Extracted data entries
■ ■ ■ ■ ■ ■ ■
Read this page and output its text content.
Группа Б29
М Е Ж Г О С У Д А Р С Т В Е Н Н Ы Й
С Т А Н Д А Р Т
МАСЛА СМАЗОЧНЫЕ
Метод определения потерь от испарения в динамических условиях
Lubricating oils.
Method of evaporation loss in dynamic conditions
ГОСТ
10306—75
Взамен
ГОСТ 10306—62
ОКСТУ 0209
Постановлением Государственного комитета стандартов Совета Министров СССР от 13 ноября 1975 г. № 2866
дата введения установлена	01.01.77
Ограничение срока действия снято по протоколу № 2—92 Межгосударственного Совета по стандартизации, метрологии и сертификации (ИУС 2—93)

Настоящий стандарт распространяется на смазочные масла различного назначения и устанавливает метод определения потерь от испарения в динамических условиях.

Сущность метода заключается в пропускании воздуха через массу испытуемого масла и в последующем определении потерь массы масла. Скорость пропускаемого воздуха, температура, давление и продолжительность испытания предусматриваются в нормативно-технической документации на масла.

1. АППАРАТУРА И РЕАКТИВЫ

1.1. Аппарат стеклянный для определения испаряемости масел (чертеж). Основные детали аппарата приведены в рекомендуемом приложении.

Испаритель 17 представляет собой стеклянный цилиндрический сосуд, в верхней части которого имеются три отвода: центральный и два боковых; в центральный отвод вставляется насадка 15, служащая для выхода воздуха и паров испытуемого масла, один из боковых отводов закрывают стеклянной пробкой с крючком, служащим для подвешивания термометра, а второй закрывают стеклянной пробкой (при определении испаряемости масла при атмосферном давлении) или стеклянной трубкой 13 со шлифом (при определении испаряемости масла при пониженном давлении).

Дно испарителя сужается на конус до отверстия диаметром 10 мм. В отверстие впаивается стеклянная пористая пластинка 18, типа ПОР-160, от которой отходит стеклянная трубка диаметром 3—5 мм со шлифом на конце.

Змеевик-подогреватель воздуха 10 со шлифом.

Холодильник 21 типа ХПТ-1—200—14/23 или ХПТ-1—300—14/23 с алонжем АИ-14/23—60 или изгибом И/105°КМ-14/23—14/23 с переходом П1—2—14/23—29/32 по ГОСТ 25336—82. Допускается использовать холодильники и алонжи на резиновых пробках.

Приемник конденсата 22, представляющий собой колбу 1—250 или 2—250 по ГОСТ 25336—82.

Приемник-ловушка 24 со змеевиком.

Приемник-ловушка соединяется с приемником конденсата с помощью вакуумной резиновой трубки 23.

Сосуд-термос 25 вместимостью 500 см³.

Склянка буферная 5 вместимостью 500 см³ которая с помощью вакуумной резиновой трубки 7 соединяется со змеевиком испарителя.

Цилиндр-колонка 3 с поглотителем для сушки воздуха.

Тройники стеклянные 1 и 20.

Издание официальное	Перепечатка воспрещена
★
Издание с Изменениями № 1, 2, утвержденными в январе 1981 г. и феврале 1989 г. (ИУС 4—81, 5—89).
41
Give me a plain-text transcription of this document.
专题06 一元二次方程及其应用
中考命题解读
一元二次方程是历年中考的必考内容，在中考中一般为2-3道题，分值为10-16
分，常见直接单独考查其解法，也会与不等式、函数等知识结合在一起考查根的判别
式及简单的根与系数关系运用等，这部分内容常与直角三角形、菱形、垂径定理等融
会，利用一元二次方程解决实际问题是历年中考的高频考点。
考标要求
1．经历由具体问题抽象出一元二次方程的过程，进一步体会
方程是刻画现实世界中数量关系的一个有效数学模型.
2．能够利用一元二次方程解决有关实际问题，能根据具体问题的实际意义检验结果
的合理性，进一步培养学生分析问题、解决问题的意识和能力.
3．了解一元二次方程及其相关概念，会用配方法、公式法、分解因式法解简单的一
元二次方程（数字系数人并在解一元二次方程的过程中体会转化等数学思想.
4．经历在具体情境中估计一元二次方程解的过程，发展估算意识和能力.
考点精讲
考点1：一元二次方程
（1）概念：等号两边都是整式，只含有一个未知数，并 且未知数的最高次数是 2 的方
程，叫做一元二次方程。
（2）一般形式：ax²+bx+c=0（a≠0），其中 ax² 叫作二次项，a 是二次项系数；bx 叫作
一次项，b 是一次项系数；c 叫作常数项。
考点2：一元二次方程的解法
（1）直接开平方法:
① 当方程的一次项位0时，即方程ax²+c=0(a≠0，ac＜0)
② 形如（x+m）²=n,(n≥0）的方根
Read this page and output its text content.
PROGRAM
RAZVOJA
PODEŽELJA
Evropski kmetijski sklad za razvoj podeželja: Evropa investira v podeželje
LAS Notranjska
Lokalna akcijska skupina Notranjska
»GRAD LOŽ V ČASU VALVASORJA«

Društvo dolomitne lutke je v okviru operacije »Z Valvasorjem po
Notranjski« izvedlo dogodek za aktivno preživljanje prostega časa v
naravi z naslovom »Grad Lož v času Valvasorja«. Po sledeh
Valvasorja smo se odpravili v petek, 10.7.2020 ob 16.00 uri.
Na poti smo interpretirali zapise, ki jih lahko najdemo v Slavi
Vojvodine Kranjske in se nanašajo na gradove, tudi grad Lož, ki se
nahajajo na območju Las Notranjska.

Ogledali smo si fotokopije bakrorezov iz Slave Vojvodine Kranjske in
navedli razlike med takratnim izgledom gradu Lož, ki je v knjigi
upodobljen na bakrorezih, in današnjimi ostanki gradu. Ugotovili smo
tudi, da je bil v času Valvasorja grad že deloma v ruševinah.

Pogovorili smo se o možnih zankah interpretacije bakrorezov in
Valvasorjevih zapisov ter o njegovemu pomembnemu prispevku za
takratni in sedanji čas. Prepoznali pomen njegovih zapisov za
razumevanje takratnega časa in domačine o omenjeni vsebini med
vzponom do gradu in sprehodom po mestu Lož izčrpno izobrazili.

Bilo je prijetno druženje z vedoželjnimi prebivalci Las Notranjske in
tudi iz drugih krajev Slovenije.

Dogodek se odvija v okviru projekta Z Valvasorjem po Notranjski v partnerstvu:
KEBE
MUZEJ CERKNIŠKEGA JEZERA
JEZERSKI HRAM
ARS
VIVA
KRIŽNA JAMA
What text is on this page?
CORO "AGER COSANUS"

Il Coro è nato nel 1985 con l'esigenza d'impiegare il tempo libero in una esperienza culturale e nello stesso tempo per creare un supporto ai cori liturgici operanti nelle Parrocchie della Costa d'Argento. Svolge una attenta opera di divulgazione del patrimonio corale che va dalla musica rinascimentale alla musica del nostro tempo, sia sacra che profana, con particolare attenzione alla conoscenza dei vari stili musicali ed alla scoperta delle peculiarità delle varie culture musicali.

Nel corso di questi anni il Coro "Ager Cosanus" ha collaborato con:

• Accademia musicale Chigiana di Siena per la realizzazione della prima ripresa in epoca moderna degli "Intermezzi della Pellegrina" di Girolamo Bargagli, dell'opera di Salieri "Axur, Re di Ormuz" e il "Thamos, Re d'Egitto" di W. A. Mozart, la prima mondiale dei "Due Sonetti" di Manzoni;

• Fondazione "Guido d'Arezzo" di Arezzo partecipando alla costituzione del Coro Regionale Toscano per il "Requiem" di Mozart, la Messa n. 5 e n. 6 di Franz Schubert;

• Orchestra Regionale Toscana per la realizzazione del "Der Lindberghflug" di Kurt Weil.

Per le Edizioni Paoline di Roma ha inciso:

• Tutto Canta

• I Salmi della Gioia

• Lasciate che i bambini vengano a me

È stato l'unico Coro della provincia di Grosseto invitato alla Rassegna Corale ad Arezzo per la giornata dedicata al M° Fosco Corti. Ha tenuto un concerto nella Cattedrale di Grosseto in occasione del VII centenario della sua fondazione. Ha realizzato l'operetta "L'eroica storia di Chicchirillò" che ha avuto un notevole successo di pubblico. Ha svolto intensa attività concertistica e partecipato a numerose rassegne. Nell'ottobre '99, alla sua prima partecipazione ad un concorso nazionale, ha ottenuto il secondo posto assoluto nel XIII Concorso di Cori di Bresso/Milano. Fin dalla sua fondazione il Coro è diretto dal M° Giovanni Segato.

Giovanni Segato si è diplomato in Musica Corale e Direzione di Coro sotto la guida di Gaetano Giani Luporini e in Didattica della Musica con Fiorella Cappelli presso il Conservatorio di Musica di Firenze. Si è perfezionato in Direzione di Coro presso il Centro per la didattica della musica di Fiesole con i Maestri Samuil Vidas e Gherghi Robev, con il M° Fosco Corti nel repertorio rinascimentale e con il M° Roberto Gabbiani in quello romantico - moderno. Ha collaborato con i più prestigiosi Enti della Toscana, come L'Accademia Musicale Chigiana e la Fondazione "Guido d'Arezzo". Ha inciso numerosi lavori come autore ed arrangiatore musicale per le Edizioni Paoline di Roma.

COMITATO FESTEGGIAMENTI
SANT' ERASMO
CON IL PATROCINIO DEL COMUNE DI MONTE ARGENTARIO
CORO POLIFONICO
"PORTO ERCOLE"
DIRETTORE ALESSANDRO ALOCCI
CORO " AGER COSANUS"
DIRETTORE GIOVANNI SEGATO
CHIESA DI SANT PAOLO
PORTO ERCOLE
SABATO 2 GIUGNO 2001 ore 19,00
■ ■ ■ ■ ■ ■ ■
Look through the data and gather every line with the string "časa" in it.

- [Written answer]:
Notranjski« izvedlo dogodek za aktivno preživljanje prostega časa v
razumevanje takratnega časa in domačine o omenjeni vsebini med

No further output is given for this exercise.